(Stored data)
*-*-*
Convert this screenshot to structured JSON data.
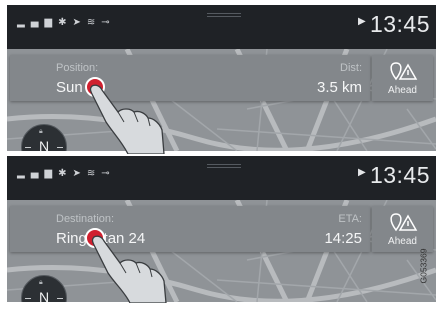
{
  "status": {
    "time": "13:45",
    "icons": [
      "signal-icon",
      "bluetooth-icon",
      "location-icon",
      "wifi-icon",
      "usb-icon",
      "play-icon"
    ]
  },
  "screen_top": {
    "label_left": "Position:",
    "value_left": "Sun",
    "label_right": "Dist:",
    "value_right": "3.5 km",
    "ahead_label": "Ahead",
    "compass": "N"
  },
  "screen_bottom": {
    "label_left": "Destination:",
    "value_left": "Ringgatan 24",
    "label_right": "ETA:",
    "value_right": "14:25",
    "ahead_label": "Ahead",
    "compass": "N"
  },
  "image_code": "G053369",
  "colors": {
    "touch_dot": "#d0202f",
    "map": "#8f9397",
    "card": "#83878b"
  }
}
*-*-*
Return the entries unchanged, save for the pictures, which do not belong in the copy.

Solution for this problem:
Convert this screenshot to structured JSON data.
{
  "status": {
    "time": "13:45",
    "icons": [
      "signal-icon",
      "bluetooth-icon",
      "location-icon",
      "wifi-icon",
      "usb-icon",
      "play-icon"
    ]
  },
  "screen_top": {
    "label_left": "Position:",
    "value_left": "Sun",
    "label_right": "Dist:",
    "value_right": "3.5 km",
    "ahead_label": "Ahead",
    "compass": "N"
  },
  "screen_bottom": {
    "label_left": "Destination:",
    "value_left": "Ringgatan 24",
    "label_right": "ETA:",
    "value_right": "14:25",
    "ahead_label": "Ahead",
    "compass": "N"
  },
  "image_code": "G053369",
  "colors": {
    "touch_dot": "#d0202f",
    "map": "#8f9397",
    "card": "#83878b"
  }
}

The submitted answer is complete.